▶ [What is expected]
Rewrite the lines of every entry below, changing each "train_epoch" to "epoch" and keeping everything else the same. Leave the pictures out of your answer.

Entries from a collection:

• • • • •

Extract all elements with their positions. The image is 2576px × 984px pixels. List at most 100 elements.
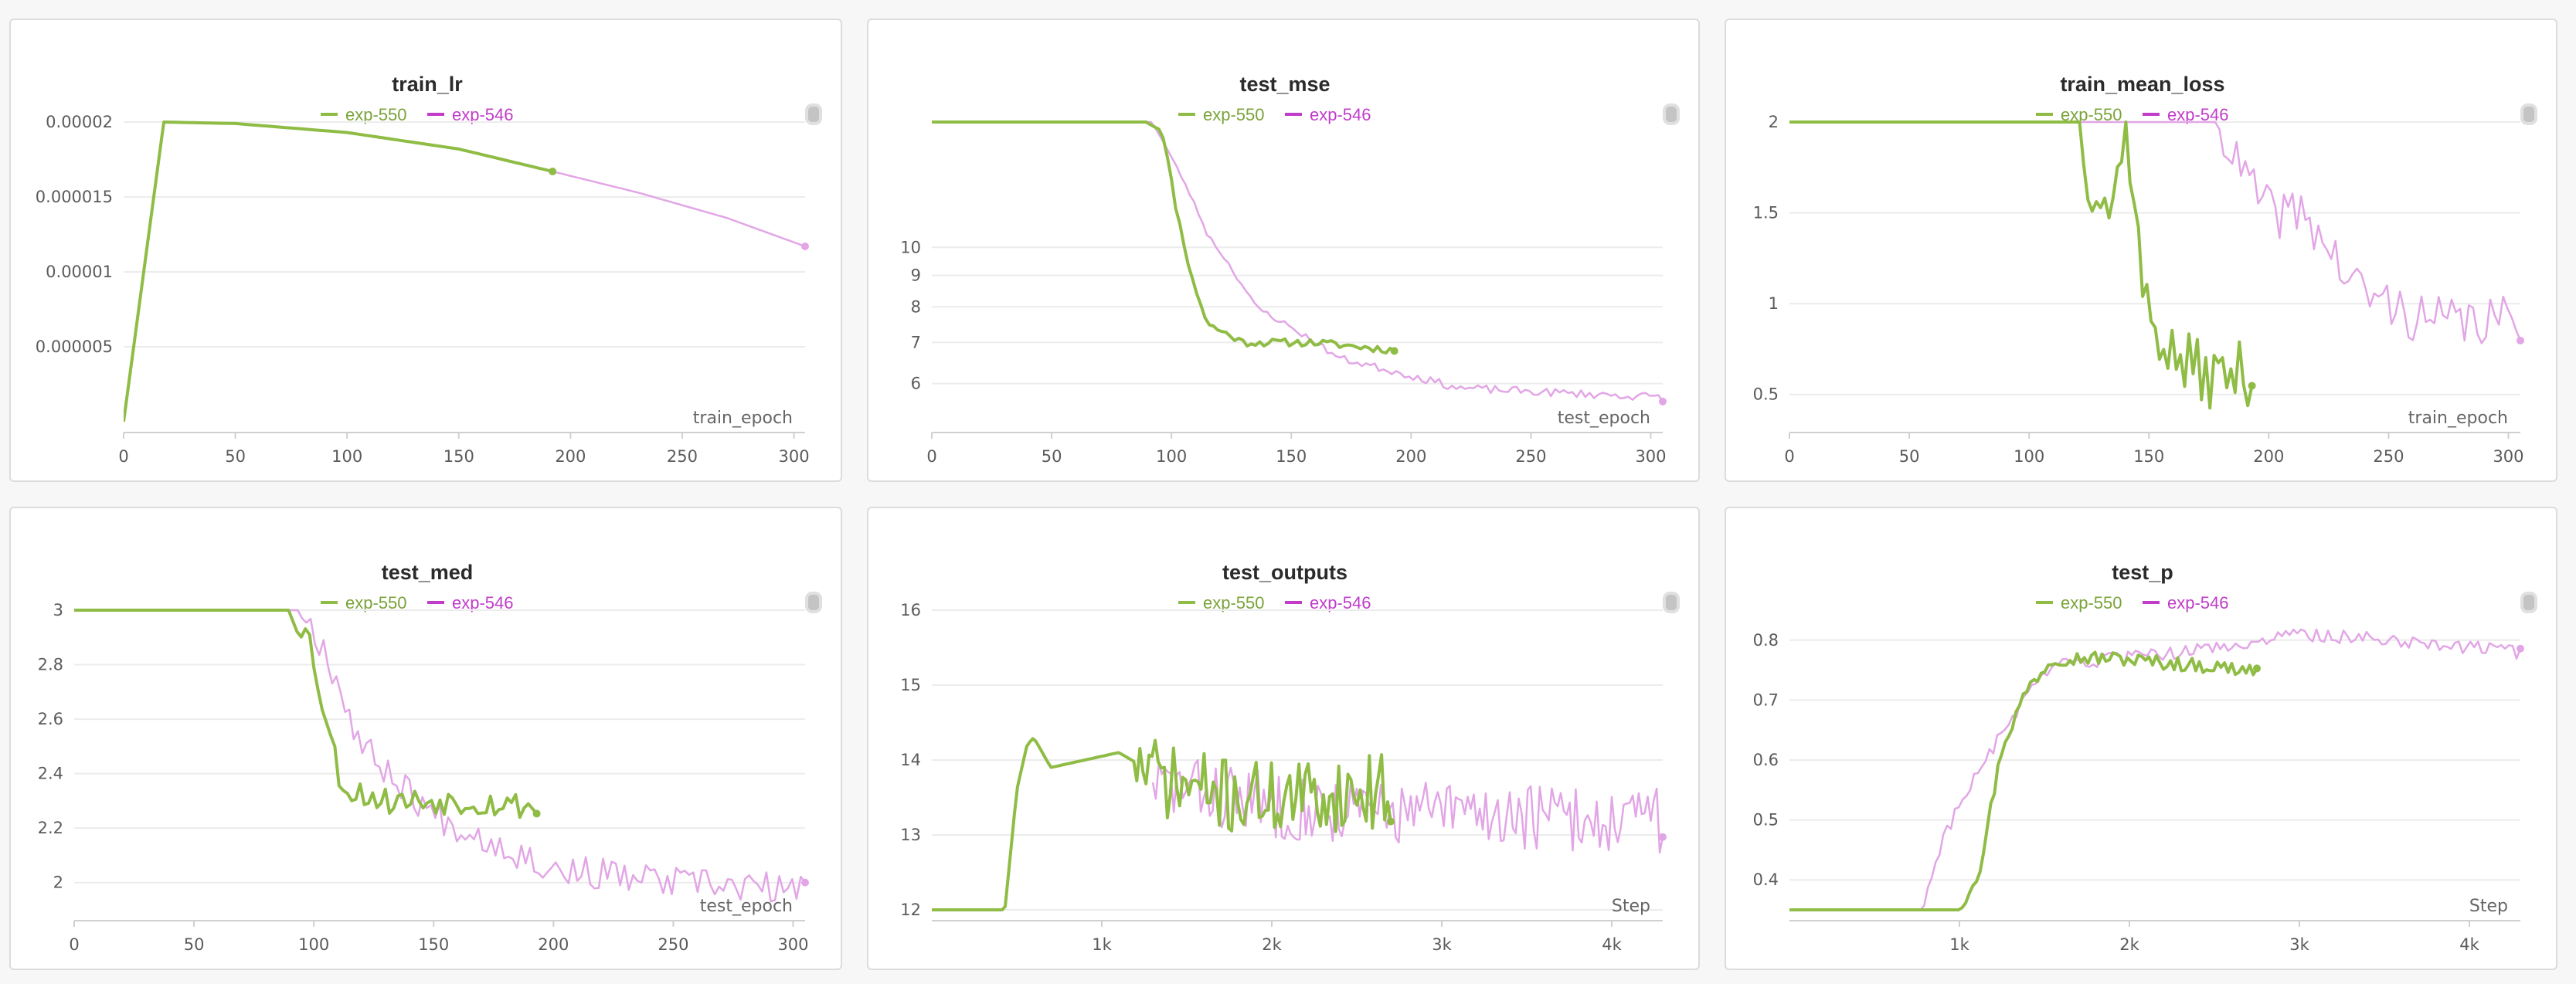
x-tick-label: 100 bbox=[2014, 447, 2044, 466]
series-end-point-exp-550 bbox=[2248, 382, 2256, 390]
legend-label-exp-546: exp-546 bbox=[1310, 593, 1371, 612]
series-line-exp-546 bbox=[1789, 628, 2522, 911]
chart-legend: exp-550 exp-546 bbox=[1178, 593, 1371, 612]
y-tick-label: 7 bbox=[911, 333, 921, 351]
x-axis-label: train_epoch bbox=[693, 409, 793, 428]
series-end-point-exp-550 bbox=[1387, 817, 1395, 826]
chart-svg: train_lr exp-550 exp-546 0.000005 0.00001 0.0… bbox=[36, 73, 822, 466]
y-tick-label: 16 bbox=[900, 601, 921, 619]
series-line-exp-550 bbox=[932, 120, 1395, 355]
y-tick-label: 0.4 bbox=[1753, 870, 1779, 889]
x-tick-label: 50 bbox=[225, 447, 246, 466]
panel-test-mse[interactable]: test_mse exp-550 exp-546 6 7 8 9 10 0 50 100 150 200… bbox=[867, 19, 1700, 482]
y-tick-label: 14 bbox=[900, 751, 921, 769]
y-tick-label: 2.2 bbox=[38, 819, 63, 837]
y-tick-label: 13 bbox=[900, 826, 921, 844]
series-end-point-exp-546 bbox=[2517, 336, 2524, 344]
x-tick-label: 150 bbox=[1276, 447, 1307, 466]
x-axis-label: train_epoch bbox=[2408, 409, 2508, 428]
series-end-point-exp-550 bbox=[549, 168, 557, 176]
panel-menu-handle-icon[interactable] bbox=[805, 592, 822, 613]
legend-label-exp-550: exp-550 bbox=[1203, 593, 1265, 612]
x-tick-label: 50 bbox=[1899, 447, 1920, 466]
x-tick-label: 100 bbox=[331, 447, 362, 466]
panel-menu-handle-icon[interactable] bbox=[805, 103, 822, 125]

• • • • •

▶ [Answer to this task]
Extract all elements with their positions. The image is 2576px × 984px pixels. List at most 100 elements.
x-tick-label: 100 bbox=[2014, 447, 2044, 466]
series-end-point-exp-550 bbox=[2248, 382, 2256, 390]
legend-label-exp-546: exp-546 bbox=[1310, 593, 1371, 612]
series-line-exp-546 bbox=[1789, 628, 2522, 911]
chart-legend: exp-550 exp-546 bbox=[1178, 593, 1371, 612]
y-tick-label: 7 bbox=[911, 333, 921, 351]
x-axis-label: epoch bbox=[693, 409, 793, 428]
series-end-point-exp-550 bbox=[1387, 817, 1395, 826]
chart-svg: train_lr exp-550 exp-546 0.000005 0.00001 0.0… bbox=[36, 73, 822, 466]
y-tick-label: 16 bbox=[900, 601, 921, 619]
series-line-exp-550 bbox=[932, 120, 1395, 355]
y-tick-label: 0.4 bbox=[1753, 870, 1779, 889]
x-tick-label: 50 bbox=[225, 447, 246, 466]
panel-test-mse[interactable]: test_mse exp-550 exp-546 6 7 8 9 10 0 50 100 150 200… bbox=[867, 19, 1700, 482]
y-tick-label: 14 bbox=[900, 751, 921, 769]
y-tick-label: 2.2 bbox=[38, 819, 63, 837]
y-tick-label: 13 bbox=[900, 826, 921, 844]
series-end-point-exp-546 bbox=[2517, 336, 2524, 344]
x-tick-label: 150 bbox=[1276, 447, 1307, 466]
x-axis-label: epoch bbox=[2408, 409, 2508, 428]
series-end-point-exp-550 bbox=[549, 168, 557, 176]
panel-menu-handle-icon[interactable] bbox=[805, 592, 822, 613]
legend-label-exp-550: exp-550 bbox=[1203, 593, 1265, 612]
x-tick-label: 50 bbox=[1899, 447, 1920, 466]
x-tick-label: 100 bbox=[331, 447, 362, 466]
panel-menu-handle-icon[interactable] bbox=[805, 103, 822, 125]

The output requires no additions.